■ **DIRECTIONS**: Filter the listing below, copying every line in which the word "pectiné" appears.

[Stored records]

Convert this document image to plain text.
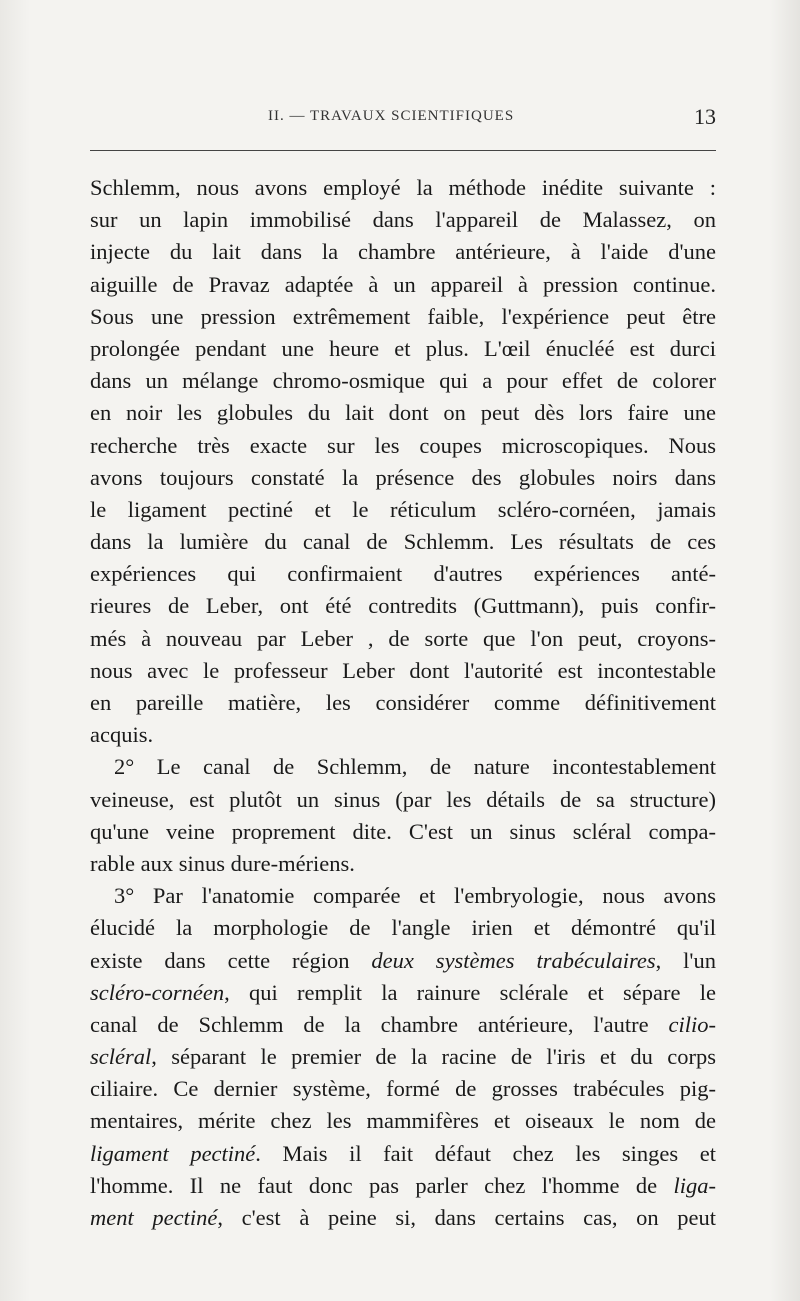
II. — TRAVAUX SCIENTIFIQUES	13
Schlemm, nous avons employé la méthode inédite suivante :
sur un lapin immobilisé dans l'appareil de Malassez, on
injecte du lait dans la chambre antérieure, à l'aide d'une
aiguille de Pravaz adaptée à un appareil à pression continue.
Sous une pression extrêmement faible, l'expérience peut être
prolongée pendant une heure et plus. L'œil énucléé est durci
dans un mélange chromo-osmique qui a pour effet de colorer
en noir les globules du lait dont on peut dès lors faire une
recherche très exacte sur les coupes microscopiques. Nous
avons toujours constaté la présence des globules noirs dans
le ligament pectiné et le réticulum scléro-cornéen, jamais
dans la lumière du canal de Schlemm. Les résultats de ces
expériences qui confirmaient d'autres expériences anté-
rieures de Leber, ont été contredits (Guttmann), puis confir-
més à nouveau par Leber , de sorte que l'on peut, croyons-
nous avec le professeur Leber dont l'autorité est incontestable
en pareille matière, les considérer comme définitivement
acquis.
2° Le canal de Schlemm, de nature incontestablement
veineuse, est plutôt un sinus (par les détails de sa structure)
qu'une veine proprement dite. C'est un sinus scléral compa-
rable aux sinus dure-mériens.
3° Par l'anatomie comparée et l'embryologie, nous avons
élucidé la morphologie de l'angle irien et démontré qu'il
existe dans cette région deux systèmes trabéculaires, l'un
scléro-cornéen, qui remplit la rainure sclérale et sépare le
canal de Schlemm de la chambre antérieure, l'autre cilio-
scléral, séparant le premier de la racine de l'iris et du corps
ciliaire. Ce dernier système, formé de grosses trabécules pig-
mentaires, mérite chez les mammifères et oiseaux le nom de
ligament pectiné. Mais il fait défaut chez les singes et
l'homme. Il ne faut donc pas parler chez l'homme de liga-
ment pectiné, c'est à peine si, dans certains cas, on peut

■ **FULL SOLUTION**:
le ligament pectiné et le réticulum scléro-cornéen, jamais
ligament pectiné. Mais il fait défaut chez les singes et
ment pectiné, c'est à peine si, dans certains cas, on peut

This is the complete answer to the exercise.